**Set task**
Which lines in the records below contain the word "其他支出"? Copy each of them.

Start Records for the task

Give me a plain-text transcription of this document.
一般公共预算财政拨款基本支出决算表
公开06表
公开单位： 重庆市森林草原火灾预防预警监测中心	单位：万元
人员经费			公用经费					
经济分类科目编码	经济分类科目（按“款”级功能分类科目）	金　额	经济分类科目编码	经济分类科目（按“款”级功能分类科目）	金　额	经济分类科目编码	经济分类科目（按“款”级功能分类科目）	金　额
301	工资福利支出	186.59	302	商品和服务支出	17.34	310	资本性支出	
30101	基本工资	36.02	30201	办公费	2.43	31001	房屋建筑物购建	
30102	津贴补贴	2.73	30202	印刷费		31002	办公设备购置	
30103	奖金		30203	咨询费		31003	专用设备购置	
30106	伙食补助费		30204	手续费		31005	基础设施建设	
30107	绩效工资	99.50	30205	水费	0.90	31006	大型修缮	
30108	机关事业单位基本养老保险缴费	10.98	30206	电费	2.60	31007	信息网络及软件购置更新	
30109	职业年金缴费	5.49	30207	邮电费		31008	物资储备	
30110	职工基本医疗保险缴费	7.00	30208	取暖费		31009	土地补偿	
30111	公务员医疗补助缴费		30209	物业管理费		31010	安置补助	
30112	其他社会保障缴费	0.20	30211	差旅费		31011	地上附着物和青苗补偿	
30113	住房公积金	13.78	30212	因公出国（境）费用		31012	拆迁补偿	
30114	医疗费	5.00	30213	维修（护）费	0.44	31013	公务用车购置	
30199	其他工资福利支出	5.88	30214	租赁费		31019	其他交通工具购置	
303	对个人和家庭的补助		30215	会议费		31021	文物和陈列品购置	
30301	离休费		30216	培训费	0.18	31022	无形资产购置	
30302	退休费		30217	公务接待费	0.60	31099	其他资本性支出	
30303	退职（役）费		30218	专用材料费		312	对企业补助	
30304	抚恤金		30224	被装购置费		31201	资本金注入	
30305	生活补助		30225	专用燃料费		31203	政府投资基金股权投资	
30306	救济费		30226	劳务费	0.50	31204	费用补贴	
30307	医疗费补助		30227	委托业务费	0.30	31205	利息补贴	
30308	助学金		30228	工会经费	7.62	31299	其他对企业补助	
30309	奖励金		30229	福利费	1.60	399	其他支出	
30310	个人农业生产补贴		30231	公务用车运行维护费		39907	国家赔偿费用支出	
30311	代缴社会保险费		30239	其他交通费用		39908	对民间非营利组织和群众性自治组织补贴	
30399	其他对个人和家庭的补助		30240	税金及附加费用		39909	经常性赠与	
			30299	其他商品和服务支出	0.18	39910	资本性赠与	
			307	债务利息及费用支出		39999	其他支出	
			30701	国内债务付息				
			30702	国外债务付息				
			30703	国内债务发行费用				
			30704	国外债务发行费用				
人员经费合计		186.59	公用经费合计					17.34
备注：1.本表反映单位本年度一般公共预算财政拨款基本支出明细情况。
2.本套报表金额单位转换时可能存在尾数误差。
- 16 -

End Records for the task

**Exercise answer**
30309	奖励金		30229	福利费	1.60	399	其他支出	
			307	债务利息及费用支出		39999	其他支出	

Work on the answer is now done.